— EXCERPTED DATA —
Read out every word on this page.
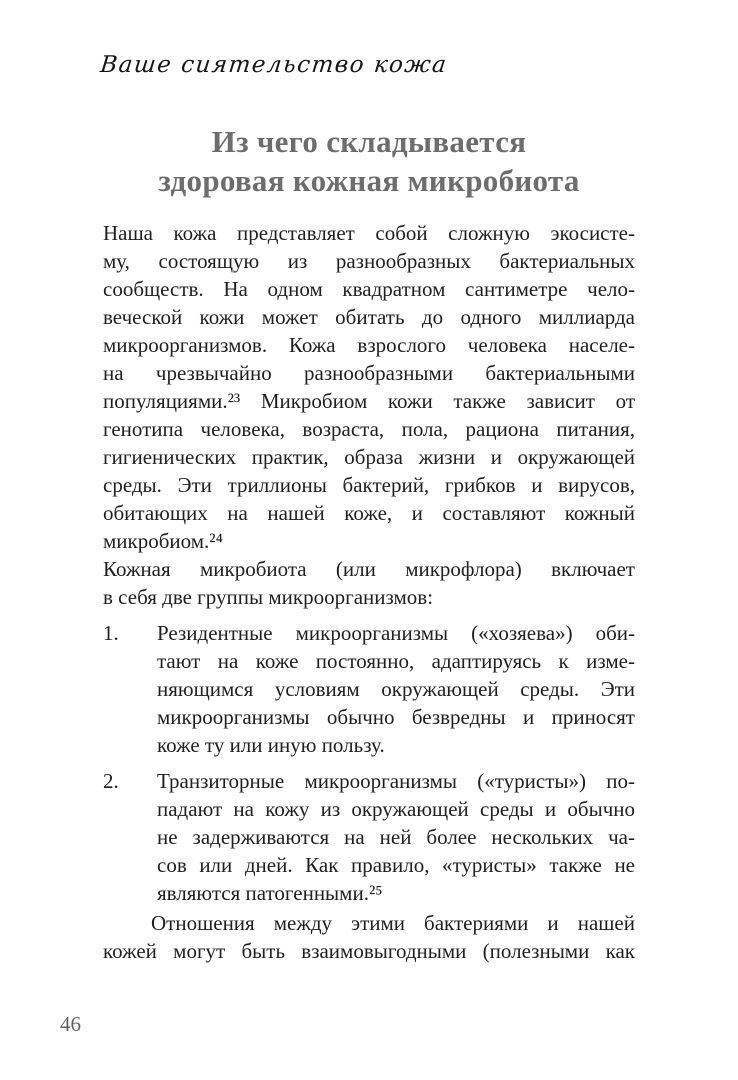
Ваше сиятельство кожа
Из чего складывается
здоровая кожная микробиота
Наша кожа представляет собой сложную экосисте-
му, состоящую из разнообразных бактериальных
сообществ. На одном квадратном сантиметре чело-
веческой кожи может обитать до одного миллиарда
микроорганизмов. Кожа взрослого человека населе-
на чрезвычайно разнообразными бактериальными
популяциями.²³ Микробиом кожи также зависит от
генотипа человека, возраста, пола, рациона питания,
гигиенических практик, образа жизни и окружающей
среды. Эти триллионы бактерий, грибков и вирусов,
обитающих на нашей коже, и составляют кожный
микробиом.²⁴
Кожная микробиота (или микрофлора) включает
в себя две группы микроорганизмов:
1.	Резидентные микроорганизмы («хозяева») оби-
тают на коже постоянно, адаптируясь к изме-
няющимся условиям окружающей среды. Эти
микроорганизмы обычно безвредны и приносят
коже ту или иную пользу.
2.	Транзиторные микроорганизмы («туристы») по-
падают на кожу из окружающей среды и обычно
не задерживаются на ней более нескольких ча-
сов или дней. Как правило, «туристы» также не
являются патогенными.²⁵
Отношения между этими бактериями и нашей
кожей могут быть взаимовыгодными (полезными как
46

--

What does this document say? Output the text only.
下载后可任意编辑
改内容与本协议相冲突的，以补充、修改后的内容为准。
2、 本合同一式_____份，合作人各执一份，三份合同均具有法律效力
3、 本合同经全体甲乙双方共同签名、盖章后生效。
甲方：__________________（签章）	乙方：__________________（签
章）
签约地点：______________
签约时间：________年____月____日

---

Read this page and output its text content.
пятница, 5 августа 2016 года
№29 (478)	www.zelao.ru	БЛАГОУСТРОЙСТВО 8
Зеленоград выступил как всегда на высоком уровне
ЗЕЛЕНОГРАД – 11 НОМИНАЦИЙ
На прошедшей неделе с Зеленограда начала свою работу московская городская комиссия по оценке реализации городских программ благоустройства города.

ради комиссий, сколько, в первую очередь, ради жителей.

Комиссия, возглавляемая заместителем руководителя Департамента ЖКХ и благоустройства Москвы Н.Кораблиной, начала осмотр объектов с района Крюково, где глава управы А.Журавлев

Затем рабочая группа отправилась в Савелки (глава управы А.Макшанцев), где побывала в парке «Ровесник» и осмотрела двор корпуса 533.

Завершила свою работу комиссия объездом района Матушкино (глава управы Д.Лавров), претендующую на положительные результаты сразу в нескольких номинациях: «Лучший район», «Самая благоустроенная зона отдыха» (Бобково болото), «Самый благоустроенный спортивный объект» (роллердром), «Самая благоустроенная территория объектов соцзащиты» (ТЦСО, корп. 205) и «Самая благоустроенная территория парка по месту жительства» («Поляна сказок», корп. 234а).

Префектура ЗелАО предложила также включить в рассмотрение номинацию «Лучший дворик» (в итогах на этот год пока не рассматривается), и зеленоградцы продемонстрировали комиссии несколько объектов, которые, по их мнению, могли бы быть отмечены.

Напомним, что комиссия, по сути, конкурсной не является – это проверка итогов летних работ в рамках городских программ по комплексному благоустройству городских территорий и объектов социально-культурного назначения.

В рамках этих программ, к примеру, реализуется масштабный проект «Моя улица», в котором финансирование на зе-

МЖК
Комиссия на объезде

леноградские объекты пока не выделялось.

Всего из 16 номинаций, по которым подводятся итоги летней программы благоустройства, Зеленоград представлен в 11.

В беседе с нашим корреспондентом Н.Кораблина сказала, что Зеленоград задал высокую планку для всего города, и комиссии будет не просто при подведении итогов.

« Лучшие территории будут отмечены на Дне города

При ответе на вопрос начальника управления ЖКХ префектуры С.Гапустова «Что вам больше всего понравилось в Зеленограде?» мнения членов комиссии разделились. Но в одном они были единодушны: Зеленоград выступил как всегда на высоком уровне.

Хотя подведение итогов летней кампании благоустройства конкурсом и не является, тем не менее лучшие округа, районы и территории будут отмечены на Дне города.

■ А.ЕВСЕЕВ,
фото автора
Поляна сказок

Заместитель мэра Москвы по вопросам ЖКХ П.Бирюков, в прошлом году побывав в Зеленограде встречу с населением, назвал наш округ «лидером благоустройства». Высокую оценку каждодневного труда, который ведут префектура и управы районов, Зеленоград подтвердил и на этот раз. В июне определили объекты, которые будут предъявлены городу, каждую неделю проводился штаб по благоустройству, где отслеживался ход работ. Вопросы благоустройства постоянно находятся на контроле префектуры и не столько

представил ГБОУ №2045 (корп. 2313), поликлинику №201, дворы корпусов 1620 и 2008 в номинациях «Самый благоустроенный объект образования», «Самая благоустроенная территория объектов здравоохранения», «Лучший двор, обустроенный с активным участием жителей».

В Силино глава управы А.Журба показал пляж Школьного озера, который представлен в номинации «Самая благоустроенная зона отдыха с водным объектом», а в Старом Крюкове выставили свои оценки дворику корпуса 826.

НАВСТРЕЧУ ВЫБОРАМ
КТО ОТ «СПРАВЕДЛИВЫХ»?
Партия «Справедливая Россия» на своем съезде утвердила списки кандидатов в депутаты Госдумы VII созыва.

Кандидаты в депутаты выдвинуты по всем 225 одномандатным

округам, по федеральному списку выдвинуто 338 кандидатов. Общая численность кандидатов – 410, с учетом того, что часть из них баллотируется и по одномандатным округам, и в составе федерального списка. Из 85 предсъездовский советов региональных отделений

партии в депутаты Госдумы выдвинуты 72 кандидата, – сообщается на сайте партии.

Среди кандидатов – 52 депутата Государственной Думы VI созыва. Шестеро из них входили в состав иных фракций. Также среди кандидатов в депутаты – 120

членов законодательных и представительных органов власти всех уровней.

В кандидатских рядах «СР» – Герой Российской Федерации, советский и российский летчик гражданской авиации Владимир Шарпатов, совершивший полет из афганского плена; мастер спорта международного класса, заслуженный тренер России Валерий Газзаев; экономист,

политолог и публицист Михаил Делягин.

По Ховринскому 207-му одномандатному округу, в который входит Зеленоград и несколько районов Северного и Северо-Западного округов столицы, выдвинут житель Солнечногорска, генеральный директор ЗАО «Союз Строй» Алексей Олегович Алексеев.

— TO BE DONE —
Extract every line containing the string "высоком" from the data above.

— REPLY TO THE TASK —
Зеленоград выступил как всегда на высоком уровне
При ответе на вопрос начальника управления ЖКХ префектуры С.Гапустова «Что вам больше всего понравилось в Зеленограде?» мнения членов комиссии разделились. Но в одном они были единодушны: Зеленоград выступил как всегда на высоком уровне.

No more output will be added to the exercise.